--- TEXT EXTRACT ---
Two nights later, when LSU scored 102 points in their defeat over Iowa in the women’s national championship game, I was ready to celebrate Black girl magic and shout praises of these young women so loud that it drowned out ALL of the negativity that they had been subjected to for the entire season. Every player on the court that night for LSU was a Black girl: with Black names like Flau’Jae, Kateri, LaDazhia, Angel, Jasmine and Alexis; Black girl hair like bright blond locs and afros, 2-strand twists, buns with laid edges, long bundles and box braids; and most importantly, Black girl game like the no-look dimes, the pocketpicking on-ball defense, the off-the-dribble mid-range jumper, the defensive swat outta bounds that tells the offense they should’ve known better, the full court defense, the spot up 3-pointers…the emotion, the savvy, the aggression, the creativity, the sisterhood. They showed the world what Black girls can do. They showed out, and deserved to be centerstage, ALONE!!!

But, the white media refused to showcase these Black girls because white women’s self-esteem is to be protected at all times. Before the final buzzer sounded, television producers decided to show multiple shots of LSU star Angel Reese’s celebratory gestures in the direction of Iowa’s Caitlin Clark. Immediately, whites from famous media personalities to anonymous social media users were calling Reese classless, idiotic, thugish, a poor sport, embarrassing etc. When Clark herself used the same hand gesture as her Iowa team defeated Louisville earlier in the tournament she was praised for her confidence and competitiveness. Black folks across social media immediately called out the misogynoir and responded in defense of Reese.  And this is how whiteness wins; by (as Toni Morrison reminded us) using racism as a distraction that keeps us from doing our work.  Our work in that moment was to celebrate our girls! But instead, their shine was overshadowed by a desperate attempt to keep white womanhood centered in Women’s College Basketball by vilifying Black women to diminish their dominant performance and overall accomplishment.

I expect nothing less from whites, and their media outlets.   All season, comments about LSU’s style of play, their demeanor, and their appearance were reminiscent of Don Imus’  “nappy headed hoes” comment about the 2007 Rutgers national championship runner-up women’s basketball team. That Rutgers team was coached by the legendary C. Vivian Stringer. For those that don’t know, Stringer is the only women’s coach to lead three different teams to the final four. She is also the only coach to lead an HBCU to the championship; Cheney State in 1982.  Those of us who watch women’s college basketball, recognized Dawn Staley paying homage to that legacy by wearing a Cheney State jersey on the sidelines earlier this season. To make an even deeper connection, the third team that C. Vivian Stringer led to the Final Four was…the Iowa Hawkeyes, in 1993. With Black players like Laurie Arron from Detroit, Toni Foster from Chicago, Arneda Yarbrough from Racine, Tia Jackson from Maryland, and Antonia Macklin from Boston, Stringer’s Iowa team looked a lot different than the 2023 Hawkeyes.

I take a detour from the main point to include this history because there are plenty of amazing stories to about the 2023 Division I National Champion LSU women’s basketball team and their place within an amazing tradition of Black women in College Basketball. This is our history, it extends back to the early 1900s and the “Black Fives Era”, and we should invest in learning it. My point here is that, there is nevera need to engage whiteness when we are talking about Black women’s success in Basketball. The Reese/Clark situation was a white ploy to rob our Black girls of their “One Shining Moment”, and it worked.

--- WHAT YOU ARE ASKED TO DO ---
Answer these questions using the essay on LSU's 2023 women's basketball championship:
1. How many points did LSU score in the championship game against Iowa?
2. Which HBCU did C. Vivian Stringer lead to the championship, and in what year?
3. In what year did Stringer lead the Iowa Hawkeyes to the Final Four?
The lines after this point are separate material, apart from the text.

--- COLLECTED DATA ---
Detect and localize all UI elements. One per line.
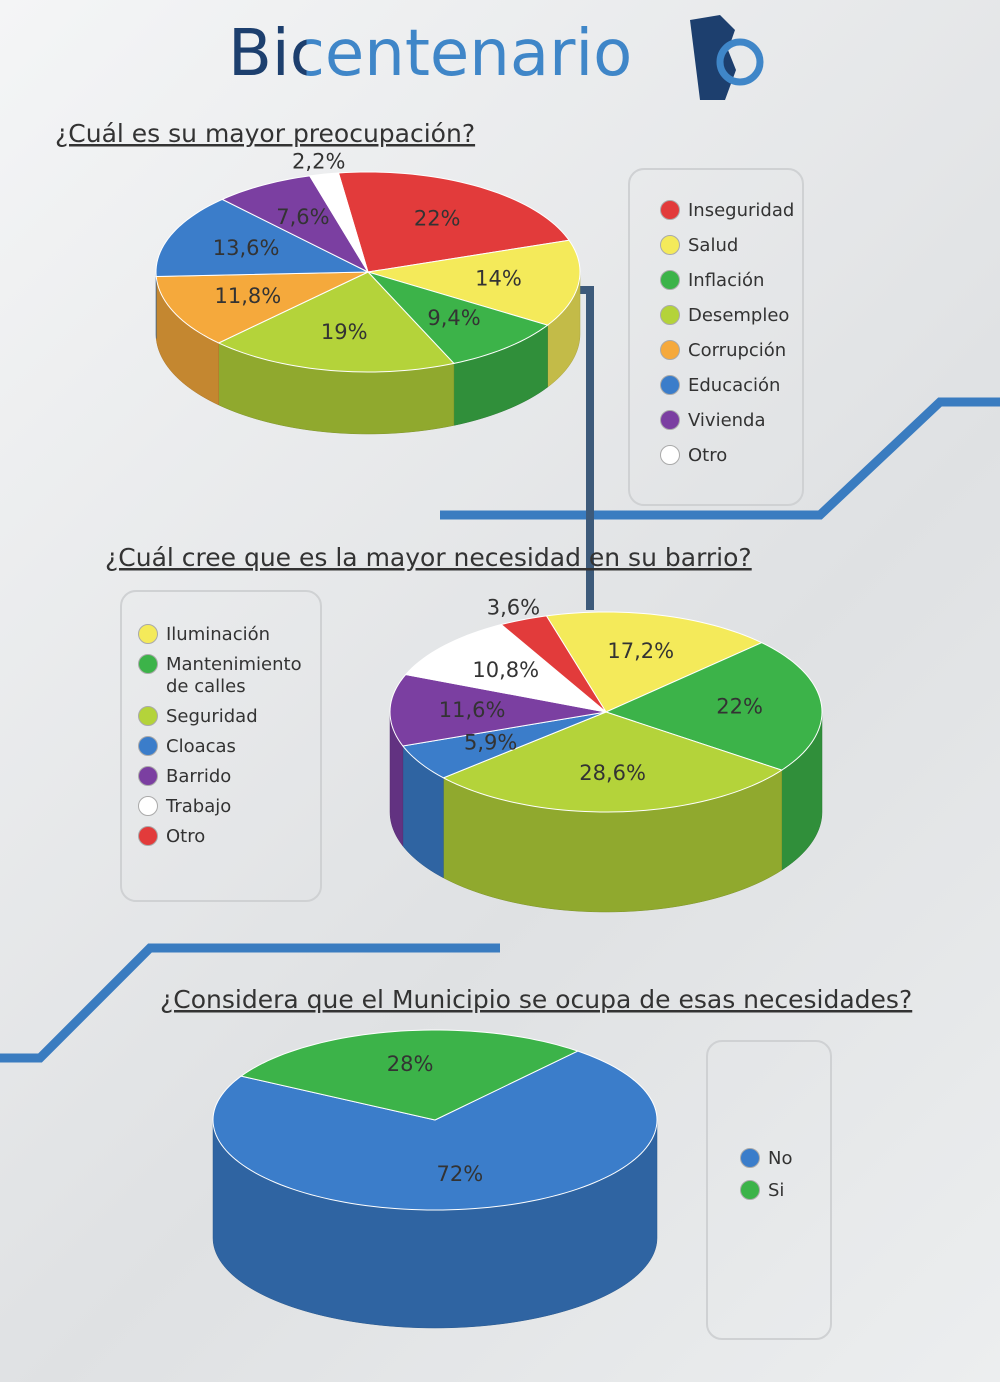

--- FULL SOLUTION ---
1. 102 points.
2. Cheney State, in 1982.
3. 1993.